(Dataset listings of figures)
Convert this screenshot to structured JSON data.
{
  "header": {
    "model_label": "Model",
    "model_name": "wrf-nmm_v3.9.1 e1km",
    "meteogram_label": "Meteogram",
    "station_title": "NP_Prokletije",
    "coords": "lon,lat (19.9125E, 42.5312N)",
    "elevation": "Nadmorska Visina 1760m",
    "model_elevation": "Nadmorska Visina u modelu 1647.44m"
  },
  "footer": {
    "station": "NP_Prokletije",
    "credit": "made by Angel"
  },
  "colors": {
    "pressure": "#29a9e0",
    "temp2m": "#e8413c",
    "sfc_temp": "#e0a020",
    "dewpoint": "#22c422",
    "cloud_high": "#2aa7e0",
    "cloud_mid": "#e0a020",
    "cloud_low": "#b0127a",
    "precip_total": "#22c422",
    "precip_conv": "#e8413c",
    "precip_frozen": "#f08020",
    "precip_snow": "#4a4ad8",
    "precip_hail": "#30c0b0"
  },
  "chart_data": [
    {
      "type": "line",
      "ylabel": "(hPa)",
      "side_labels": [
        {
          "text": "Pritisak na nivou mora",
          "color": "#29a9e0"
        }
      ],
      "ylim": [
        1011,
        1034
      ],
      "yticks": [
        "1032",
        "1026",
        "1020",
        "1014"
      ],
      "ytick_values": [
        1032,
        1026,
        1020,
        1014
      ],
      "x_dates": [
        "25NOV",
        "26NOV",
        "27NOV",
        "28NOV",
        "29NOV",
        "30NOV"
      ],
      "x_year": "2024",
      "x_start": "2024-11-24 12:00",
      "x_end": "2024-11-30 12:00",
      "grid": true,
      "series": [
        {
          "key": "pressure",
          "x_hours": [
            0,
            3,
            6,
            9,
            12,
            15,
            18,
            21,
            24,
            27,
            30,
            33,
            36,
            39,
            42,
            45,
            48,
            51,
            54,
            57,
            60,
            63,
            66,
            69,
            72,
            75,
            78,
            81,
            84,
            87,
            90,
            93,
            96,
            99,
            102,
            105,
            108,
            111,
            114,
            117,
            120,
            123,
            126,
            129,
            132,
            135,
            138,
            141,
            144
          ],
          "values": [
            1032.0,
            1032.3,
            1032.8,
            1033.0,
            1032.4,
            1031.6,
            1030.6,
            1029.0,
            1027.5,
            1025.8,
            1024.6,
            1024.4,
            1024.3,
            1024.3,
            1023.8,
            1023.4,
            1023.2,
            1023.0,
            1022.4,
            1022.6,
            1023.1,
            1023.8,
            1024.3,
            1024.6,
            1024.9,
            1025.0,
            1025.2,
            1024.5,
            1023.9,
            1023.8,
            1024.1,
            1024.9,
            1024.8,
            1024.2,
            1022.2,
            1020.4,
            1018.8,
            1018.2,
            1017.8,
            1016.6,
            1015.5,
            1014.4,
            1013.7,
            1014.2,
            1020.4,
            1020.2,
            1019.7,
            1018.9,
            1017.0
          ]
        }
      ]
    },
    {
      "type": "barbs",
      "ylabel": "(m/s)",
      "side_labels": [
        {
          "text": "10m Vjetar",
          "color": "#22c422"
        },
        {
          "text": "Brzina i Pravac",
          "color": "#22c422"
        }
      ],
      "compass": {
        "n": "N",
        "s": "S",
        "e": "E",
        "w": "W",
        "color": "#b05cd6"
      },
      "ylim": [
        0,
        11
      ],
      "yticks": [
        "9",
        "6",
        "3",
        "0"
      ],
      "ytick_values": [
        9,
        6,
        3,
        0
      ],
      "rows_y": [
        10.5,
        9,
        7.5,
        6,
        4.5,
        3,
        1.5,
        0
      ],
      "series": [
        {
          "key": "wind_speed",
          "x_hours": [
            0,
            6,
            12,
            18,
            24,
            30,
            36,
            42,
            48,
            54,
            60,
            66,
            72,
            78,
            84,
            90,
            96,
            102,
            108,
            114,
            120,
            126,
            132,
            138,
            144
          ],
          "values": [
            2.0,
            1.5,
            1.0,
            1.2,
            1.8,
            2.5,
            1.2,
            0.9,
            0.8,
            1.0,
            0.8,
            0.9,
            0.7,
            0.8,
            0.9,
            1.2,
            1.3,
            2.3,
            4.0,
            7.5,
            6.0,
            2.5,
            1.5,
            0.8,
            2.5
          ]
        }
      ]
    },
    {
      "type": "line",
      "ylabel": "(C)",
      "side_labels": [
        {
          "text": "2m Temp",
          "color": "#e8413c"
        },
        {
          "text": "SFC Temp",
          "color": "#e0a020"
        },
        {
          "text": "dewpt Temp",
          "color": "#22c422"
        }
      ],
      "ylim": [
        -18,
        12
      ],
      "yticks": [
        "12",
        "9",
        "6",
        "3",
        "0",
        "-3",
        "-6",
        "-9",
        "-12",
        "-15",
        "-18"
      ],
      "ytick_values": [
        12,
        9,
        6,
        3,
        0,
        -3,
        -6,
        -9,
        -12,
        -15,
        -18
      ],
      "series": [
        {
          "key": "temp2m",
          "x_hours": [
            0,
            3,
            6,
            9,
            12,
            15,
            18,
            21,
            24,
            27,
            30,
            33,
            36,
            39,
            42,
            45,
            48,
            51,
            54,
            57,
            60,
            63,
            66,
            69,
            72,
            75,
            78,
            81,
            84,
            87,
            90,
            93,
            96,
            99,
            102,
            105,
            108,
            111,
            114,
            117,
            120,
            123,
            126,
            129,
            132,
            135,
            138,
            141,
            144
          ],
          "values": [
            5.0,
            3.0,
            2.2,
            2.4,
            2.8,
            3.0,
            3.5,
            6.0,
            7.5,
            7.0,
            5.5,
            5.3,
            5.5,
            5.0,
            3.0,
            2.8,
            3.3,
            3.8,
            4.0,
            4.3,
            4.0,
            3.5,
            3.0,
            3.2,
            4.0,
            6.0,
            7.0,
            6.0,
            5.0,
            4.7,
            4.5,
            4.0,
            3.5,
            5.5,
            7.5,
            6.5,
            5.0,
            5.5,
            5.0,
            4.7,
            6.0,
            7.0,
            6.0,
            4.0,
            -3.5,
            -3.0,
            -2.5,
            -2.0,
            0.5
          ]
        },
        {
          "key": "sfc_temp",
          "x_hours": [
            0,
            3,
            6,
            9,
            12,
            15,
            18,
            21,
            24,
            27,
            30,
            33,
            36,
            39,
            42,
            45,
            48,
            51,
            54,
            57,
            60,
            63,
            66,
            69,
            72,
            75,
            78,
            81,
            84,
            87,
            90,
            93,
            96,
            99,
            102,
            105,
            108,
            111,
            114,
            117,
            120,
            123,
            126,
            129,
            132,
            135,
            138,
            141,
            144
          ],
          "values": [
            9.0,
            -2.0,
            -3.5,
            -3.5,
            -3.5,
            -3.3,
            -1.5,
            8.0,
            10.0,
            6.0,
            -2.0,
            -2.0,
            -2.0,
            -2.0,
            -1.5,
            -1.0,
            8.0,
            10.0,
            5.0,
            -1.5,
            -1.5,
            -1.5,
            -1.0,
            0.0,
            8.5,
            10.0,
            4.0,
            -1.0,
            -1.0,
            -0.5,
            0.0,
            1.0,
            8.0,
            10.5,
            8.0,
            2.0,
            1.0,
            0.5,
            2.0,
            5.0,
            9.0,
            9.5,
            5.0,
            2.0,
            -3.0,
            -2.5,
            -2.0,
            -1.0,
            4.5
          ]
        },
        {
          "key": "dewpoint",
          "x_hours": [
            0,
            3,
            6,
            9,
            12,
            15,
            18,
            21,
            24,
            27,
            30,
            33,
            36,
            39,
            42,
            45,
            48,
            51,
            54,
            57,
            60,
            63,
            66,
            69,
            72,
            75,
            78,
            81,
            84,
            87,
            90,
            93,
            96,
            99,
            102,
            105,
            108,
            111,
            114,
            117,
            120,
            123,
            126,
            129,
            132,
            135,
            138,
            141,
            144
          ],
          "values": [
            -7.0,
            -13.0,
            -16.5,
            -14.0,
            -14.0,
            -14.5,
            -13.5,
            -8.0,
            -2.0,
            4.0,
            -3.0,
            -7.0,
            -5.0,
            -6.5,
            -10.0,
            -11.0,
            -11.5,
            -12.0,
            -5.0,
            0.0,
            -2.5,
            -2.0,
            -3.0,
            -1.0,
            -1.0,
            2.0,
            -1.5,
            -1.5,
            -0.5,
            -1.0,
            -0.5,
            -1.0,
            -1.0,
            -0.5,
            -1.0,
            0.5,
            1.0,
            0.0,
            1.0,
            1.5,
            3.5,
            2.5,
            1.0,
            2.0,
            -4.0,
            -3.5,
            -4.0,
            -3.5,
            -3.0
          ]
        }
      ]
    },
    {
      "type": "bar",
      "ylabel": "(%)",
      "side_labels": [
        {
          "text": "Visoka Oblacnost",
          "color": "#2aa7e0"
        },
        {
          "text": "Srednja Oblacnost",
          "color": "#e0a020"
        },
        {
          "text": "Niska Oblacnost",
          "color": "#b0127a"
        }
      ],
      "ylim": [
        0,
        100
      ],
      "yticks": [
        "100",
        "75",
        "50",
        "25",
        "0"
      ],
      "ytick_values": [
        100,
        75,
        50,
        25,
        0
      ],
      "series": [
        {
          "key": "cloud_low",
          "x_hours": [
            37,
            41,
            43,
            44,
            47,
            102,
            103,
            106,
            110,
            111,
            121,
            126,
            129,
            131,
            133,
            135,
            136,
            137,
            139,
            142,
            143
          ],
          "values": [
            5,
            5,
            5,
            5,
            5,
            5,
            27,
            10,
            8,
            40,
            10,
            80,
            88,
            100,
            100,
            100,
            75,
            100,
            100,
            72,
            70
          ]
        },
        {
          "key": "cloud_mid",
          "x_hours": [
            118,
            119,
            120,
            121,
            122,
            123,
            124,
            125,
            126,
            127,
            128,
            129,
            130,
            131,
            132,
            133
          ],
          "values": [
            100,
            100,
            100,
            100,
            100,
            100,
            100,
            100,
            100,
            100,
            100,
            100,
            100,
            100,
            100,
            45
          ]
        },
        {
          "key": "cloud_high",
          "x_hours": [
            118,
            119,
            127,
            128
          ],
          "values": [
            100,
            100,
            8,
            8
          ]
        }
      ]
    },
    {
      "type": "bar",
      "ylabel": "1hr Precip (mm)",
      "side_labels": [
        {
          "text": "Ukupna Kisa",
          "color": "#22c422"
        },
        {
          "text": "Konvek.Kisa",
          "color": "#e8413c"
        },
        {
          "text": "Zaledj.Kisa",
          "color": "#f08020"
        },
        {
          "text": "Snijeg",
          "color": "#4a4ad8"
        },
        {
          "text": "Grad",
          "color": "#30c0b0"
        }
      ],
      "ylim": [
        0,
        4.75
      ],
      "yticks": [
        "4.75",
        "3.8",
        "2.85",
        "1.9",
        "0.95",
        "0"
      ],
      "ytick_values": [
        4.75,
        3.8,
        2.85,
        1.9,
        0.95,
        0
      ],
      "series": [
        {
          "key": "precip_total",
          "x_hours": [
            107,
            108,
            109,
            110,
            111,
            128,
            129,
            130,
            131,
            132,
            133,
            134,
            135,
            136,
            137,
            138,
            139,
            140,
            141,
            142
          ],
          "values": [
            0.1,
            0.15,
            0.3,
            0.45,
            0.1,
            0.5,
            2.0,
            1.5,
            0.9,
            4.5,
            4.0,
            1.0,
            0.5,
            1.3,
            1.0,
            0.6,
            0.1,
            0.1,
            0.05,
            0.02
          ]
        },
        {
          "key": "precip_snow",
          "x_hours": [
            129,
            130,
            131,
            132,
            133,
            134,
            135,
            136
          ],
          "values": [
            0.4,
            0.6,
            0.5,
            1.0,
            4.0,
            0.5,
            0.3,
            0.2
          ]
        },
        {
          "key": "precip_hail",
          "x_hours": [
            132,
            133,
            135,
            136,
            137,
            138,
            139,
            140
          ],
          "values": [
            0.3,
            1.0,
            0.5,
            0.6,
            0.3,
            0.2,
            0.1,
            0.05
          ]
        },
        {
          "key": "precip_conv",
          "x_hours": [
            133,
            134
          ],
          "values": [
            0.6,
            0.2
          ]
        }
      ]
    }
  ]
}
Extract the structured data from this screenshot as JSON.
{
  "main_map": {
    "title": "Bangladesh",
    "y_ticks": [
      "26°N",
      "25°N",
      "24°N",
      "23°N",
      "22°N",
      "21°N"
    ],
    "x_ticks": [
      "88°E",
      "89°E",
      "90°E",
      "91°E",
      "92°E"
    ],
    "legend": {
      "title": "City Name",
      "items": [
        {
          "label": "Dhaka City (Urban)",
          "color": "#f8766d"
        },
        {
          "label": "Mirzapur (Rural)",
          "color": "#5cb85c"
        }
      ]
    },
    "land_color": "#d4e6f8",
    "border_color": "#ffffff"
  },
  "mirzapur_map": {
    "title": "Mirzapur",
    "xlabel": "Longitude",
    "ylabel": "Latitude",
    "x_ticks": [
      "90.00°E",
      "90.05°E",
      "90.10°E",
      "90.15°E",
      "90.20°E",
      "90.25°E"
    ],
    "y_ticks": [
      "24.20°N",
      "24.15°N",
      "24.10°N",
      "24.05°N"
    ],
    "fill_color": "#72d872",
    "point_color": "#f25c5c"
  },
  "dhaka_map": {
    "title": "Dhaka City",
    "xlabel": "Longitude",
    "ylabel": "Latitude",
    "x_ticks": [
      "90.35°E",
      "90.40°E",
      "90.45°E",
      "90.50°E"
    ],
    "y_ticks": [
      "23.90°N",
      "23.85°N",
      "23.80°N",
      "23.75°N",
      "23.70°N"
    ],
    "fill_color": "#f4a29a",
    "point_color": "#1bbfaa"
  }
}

Goal - Extract every line from the one with "Extract the structured" down to the final line above, both included, exactly as written.

Result of the exercise -
Extract the structured data from this screenshot as JSON.
{
  "main_map": {
    "title": "Bangladesh",
    "y_ticks": [
      "26°N",
      "25°N",
      "24°N",
      "23°N",
      "22°N",
      "21°N"
    ],
    "x_ticks": [
      "88°E",
      "89°E",
      "90°E",
      "91°E",
      "92°E"
    ],
    "legend": {
      "title": "City Name",
      "items": [
        {
          "label": "Dhaka City (Urban)",
          "color": "#f8766d"
        },
        {
          "label": "Mirzapur (Rural)",
          "color": "#5cb85c"
        }
      ]
    },
    "land_color": "#d4e6f8",
    "border_color": "#ffffff"
  },
  "mirzapur_map": {
    "title": "Mirzapur",
    "xlabel": "Longitude",
    "ylabel": "Latitude",
    "x_ticks": [
      "90.00°E",
      "90.05°E",
      "90.10°E",
      "90.15°E",
      "90.20°E",
      "90.25°E"
    ],
    "y_ticks": [
      "24.20°N",
      "24.15°N",
      "24.10°N",
      "24.05°N"
    ],
    "fill_color": "#72d872",
    "point_color": "#f25c5c"
  },
  "dhaka_map": {
    "title": "Dhaka City",
    "xlabel": "Longitude",
    "ylabel": "Latitude",
    "x_ticks": [
      "90.35°E",
      "90.40°E",
      "90.45°E",
      "90.50°E"
    ],
    "y_ticks": [
      "23.90°N",
      "23.85°N",
      "23.80°N",
      "23.75°N",
      "23.70°N"
    ],
    "fill_color": "#f4a29a",
    "point_color": "#1bbfaa"
  }
}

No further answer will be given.